What you will do =>
From the data that follows, copy every line holding the string "antifungal".

──────── Exercise material ────────

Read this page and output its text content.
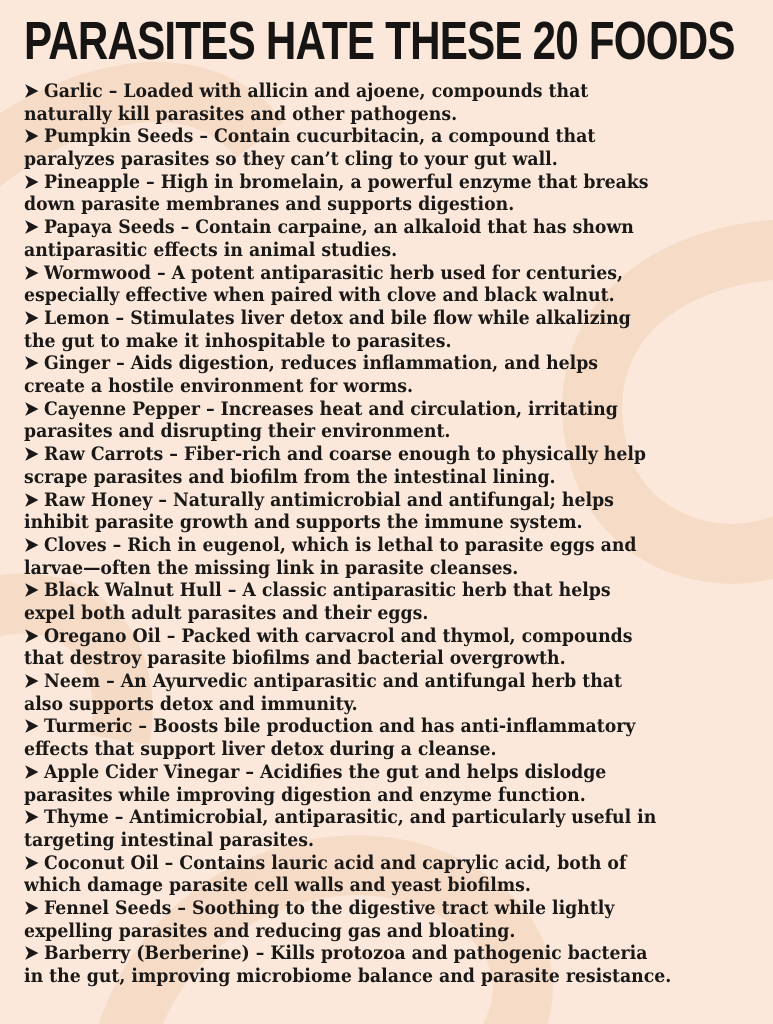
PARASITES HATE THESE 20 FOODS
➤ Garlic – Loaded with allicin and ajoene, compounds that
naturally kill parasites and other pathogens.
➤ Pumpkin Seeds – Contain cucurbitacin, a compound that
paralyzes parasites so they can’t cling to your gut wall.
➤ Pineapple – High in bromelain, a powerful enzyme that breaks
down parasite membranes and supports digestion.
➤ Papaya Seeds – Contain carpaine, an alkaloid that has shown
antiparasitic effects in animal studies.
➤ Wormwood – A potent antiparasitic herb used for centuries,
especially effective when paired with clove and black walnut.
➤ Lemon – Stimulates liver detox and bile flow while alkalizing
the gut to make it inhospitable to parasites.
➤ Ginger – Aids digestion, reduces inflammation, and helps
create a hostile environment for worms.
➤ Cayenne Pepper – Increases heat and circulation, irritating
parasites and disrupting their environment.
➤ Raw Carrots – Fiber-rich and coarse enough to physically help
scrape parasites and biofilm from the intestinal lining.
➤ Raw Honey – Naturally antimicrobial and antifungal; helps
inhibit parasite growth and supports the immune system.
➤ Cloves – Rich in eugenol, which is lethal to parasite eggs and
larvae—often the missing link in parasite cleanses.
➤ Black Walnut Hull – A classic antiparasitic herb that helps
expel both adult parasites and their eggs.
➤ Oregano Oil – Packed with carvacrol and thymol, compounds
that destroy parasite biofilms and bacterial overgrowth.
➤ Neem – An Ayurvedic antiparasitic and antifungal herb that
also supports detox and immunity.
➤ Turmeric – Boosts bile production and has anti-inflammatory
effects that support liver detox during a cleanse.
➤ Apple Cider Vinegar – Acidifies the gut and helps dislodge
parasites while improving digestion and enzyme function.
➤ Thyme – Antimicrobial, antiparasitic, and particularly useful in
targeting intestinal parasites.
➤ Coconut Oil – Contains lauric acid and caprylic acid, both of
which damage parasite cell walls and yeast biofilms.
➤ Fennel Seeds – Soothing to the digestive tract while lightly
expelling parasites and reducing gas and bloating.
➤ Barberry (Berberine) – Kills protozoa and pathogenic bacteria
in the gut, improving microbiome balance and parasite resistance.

────────
──────── Exercise material ────────

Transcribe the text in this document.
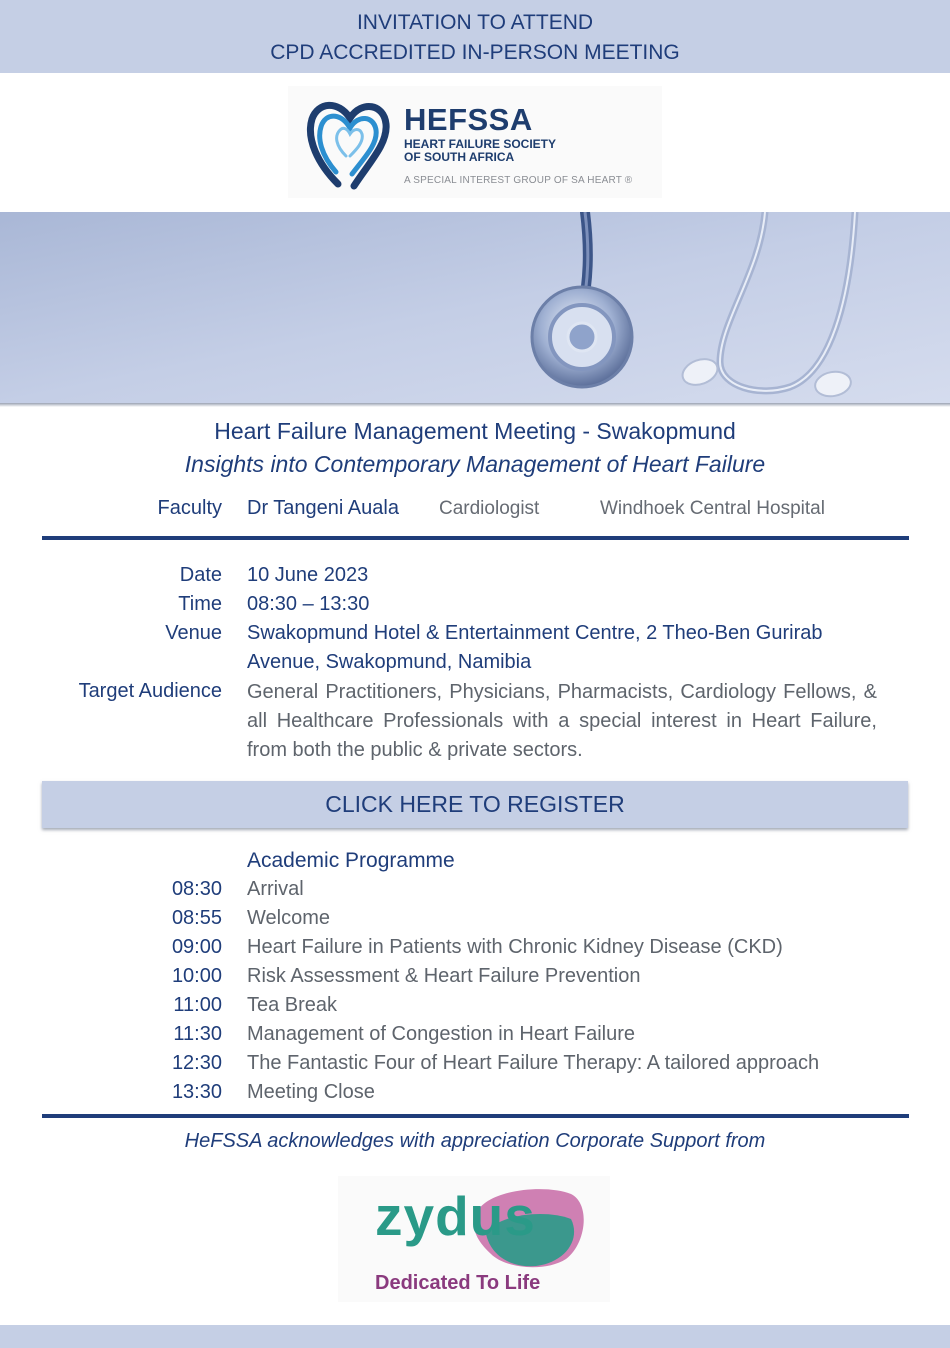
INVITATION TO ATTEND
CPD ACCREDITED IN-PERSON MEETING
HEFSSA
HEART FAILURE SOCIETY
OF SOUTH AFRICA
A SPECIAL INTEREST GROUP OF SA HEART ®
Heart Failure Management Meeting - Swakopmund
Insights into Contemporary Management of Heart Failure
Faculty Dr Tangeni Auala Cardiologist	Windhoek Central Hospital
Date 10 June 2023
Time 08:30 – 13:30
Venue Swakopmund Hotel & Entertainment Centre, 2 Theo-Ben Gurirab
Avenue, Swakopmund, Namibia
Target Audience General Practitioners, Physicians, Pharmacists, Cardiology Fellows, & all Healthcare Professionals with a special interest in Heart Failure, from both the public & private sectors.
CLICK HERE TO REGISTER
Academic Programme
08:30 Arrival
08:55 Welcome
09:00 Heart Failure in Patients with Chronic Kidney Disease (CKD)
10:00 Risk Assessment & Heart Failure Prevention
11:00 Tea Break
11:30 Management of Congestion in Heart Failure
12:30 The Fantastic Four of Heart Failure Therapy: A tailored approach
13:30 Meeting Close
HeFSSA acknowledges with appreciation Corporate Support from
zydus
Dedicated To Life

────────

Solution =>
➤ Raw Honey – Naturally antimicrobial and antifungal; helps
➤ Neem – An Ayurvedic antiparasitic and antifungal herb that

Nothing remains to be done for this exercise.